> _WHAT THE TASK REQUIRES_: Please transcribe the data that follows without the pictures, keeping every word the same.

> _Collected data_:
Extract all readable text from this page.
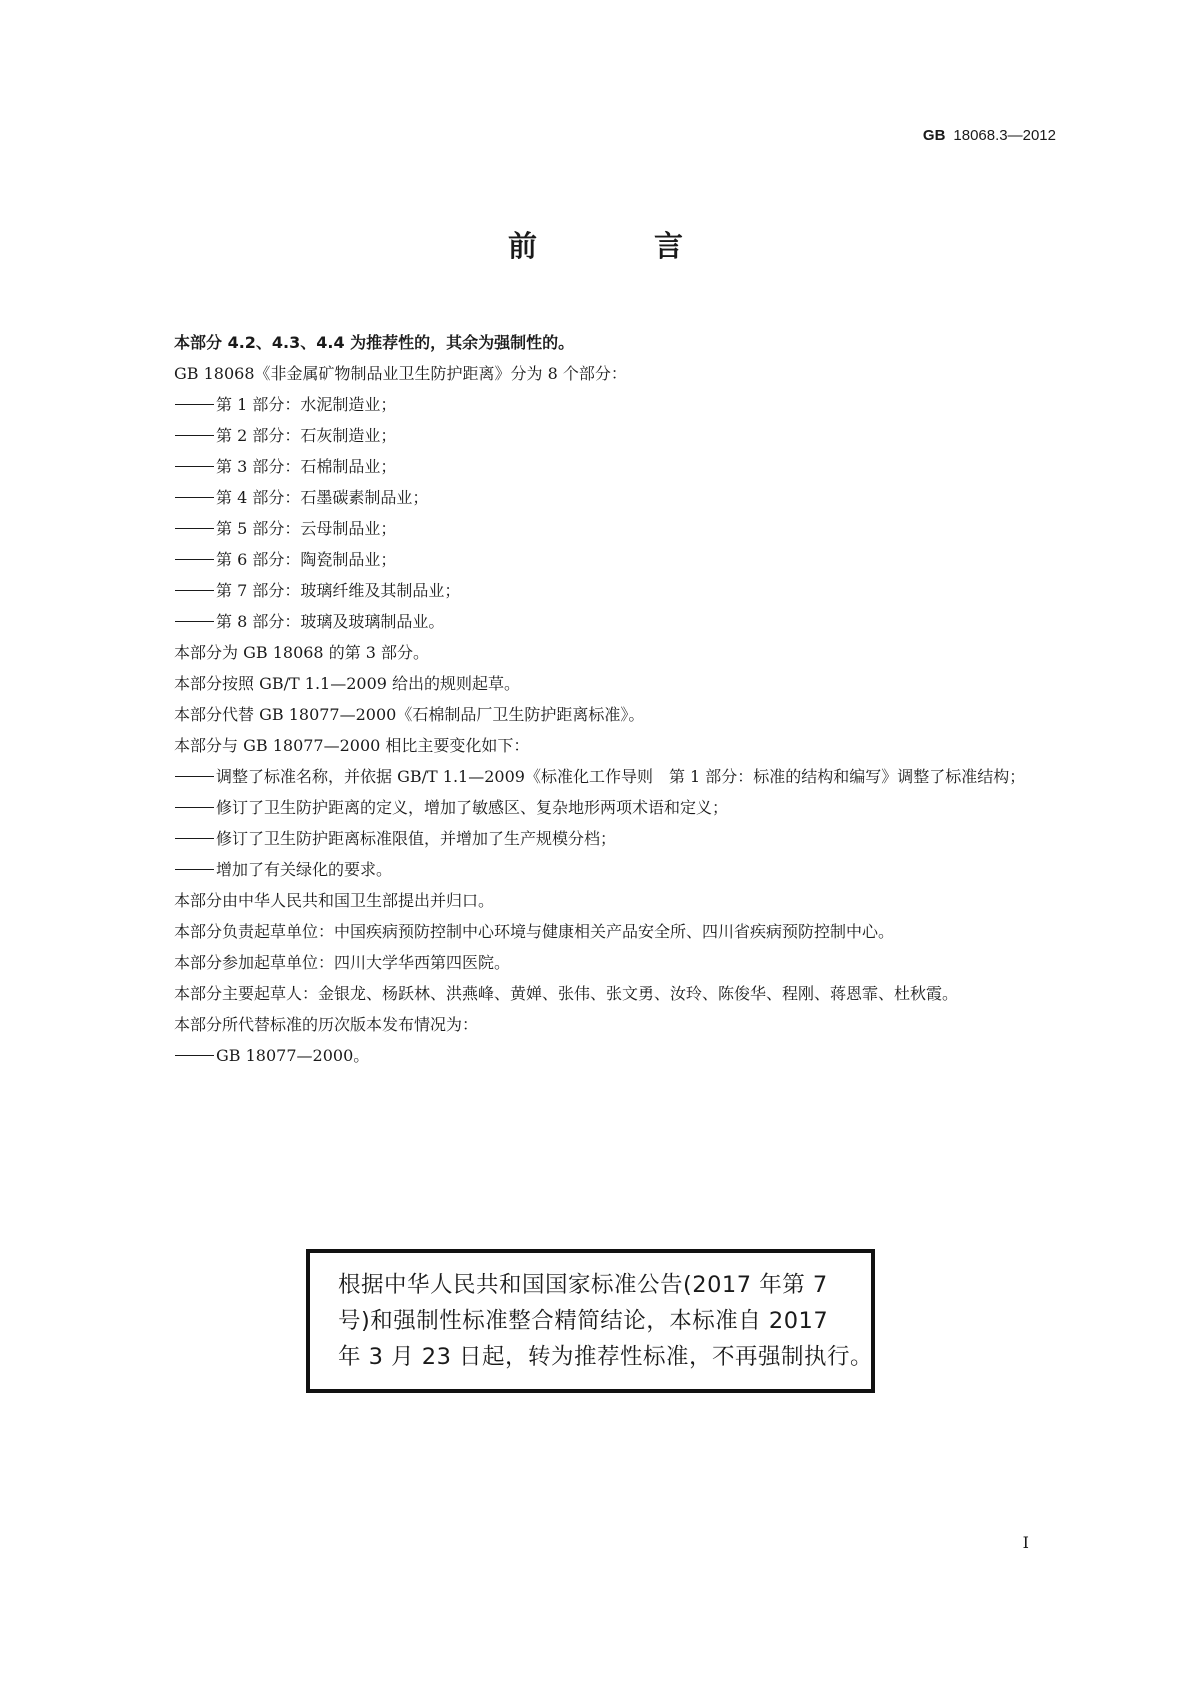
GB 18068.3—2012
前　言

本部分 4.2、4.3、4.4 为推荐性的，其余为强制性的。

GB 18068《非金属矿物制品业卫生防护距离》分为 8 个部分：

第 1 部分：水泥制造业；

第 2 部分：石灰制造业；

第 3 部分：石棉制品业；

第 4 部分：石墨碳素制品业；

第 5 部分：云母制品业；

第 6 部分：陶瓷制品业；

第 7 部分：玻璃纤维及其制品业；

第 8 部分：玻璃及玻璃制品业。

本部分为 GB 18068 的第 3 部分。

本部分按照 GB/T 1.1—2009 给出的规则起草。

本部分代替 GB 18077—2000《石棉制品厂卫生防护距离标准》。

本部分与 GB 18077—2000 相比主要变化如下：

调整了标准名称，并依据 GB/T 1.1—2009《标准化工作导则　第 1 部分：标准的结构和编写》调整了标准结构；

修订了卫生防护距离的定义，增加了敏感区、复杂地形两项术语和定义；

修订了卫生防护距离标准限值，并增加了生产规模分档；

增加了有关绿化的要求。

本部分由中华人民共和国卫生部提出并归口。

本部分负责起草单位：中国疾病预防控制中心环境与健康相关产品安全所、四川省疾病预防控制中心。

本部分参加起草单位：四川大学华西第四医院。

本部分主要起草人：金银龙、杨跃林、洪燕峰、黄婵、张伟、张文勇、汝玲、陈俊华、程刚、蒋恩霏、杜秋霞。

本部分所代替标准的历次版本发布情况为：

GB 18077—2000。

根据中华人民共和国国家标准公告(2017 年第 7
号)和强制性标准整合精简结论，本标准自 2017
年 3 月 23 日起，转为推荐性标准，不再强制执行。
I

> _THE OUTPUT_:
Extract all readable text from this page.
GB 18068.3—2012
前　言

本部分 4.2、4.3、4.4 为推荐性的，其余为强制性的。

GB 18068《非金属矿物制品业卫生防护距离》分为 8 个部分：

第 1 部分：水泥制造业；

第 2 部分：石灰制造业；

第 3 部分：石棉制品业；

第 4 部分：石墨碳素制品业；

第 5 部分：云母制品业；

第 6 部分：陶瓷制品业；

第 7 部分：玻璃纤维及其制品业；

第 8 部分：玻璃及玻璃制品业。

本部分为 GB 18068 的第 3 部分。

本部分按照 GB/T 1.1—2009 给出的规则起草。

本部分代替 GB 18077—2000《石棉制品厂卫生防护距离标准》。

本部分与 GB 18077—2000 相比主要变化如下：

调整了标准名称，并依据 GB/T 1.1—2009《标准化工作导则　第 1 部分：标准的结构和编写》调整了标准结构；

修订了卫生防护距离的定义，增加了敏感区、复杂地形两项术语和定义；

修订了卫生防护距离标准限值，并增加了生产规模分档；

增加了有关绿化的要求。

本部分由中华人民共和国卫生部提出并归口。

本部分负责起草单位：中国疾病预防控制中心环境与健康相关产品安全所、四川省疾病预防控制中心。

本部分参加起草单位：四川大学华西第四医院。

本部分主要起草人：金银龙、杨跃林、洪燕峰、黄婵、张伟、张文勇、汝玲、陈俊华、程刚、蒋恩霏、杜秋霞。

本部分所代替标准的历次版本发布情况为：

GB 18077—2000。

根据中华人民共和国国家标准公告(2017 年第 7
号)和强制性标准整合精简结论，本标准自 2017
年 3 月 23 日起，转为推荐性标准，不再强制执行。
I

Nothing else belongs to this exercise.